:: Material

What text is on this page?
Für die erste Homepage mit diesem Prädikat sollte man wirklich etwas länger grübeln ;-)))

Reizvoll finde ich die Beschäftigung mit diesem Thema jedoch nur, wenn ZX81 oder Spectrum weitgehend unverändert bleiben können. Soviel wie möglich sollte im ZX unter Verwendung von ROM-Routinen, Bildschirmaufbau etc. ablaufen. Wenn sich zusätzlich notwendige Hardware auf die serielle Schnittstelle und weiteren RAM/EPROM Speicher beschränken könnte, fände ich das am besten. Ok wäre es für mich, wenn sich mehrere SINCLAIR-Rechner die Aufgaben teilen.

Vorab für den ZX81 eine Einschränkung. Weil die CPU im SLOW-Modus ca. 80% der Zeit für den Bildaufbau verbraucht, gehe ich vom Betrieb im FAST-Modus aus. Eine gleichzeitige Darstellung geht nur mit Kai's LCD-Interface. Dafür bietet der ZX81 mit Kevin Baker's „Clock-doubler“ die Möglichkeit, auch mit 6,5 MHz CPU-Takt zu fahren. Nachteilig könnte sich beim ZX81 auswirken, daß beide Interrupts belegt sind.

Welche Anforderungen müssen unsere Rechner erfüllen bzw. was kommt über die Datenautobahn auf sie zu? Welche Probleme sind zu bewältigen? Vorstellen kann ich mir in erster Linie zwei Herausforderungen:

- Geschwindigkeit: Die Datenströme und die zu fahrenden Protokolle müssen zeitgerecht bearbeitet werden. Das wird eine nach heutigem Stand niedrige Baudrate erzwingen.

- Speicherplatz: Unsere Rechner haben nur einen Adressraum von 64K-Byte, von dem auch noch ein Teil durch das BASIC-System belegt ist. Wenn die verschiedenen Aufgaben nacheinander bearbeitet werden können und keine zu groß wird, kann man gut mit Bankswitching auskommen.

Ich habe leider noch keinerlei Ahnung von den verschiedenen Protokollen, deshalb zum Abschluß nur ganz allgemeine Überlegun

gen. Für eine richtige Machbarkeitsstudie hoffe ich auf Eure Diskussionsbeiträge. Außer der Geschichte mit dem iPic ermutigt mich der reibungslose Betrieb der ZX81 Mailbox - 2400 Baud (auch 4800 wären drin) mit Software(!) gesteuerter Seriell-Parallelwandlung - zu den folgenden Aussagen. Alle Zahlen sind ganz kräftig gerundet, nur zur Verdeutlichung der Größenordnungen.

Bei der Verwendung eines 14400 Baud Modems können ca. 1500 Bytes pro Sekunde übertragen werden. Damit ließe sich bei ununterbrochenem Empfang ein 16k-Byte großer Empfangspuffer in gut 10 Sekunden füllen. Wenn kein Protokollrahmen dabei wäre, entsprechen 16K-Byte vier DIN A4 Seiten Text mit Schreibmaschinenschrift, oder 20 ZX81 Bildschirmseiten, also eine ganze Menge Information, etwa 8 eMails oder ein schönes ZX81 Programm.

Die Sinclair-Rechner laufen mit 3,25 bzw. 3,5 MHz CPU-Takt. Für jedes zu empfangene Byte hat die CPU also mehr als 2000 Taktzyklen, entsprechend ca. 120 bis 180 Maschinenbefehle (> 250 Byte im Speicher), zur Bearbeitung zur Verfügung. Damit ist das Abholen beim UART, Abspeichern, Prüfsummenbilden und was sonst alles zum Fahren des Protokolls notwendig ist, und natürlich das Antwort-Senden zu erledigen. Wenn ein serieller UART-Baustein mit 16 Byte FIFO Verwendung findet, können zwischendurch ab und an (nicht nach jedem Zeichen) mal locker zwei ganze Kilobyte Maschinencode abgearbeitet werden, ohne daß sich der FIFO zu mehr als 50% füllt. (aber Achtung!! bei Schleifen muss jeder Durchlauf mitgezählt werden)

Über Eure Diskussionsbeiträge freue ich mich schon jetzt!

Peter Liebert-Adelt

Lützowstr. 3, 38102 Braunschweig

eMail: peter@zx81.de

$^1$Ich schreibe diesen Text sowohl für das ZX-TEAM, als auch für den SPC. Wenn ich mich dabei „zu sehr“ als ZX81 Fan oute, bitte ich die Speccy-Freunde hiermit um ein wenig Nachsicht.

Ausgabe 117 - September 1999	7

::::
:: Material

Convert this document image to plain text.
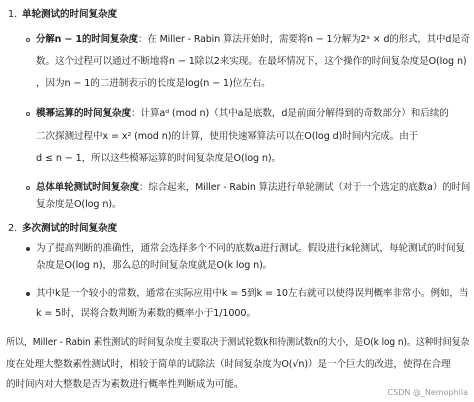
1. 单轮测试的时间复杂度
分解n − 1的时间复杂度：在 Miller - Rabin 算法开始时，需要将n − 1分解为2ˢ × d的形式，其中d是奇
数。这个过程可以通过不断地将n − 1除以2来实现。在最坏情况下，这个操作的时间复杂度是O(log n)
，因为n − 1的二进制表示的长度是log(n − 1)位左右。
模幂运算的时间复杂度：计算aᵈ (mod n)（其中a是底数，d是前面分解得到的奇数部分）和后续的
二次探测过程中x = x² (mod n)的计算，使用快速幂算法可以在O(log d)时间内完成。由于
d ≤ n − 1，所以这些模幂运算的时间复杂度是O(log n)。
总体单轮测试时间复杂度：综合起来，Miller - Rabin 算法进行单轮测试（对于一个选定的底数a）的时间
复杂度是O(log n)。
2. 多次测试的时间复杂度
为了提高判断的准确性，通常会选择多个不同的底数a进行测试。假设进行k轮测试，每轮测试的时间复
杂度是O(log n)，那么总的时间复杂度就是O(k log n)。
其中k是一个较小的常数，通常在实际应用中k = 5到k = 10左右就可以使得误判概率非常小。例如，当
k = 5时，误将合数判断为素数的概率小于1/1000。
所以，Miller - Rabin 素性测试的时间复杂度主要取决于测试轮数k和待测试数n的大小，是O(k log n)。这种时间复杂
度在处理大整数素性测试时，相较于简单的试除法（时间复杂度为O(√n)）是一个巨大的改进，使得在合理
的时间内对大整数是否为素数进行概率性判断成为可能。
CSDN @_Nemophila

::::

Task objective
Copy out every line where the word "Eure" occurs.

Answer in full
gen. Für eine richtige Machbarkeitsstudie hoffe ich auf Eure Diskussionsbeiträge. Außer der Geschichte mit dem iPic ermutigt mich der reibungslose Betrieb der ZX81 Mailbox - 2400 Baud (auch 4800 wären drin) mit Software(!) gesteuerter Seriell-Parallelwandlung - zu den folgenden Aussagen. Alle Zahlen sind ganz kräftig gerundet, nur zur Verdeutlichung der Größenordnungen.
Über Eure Diskussionsbeiträge freue ich mich schon jetzt!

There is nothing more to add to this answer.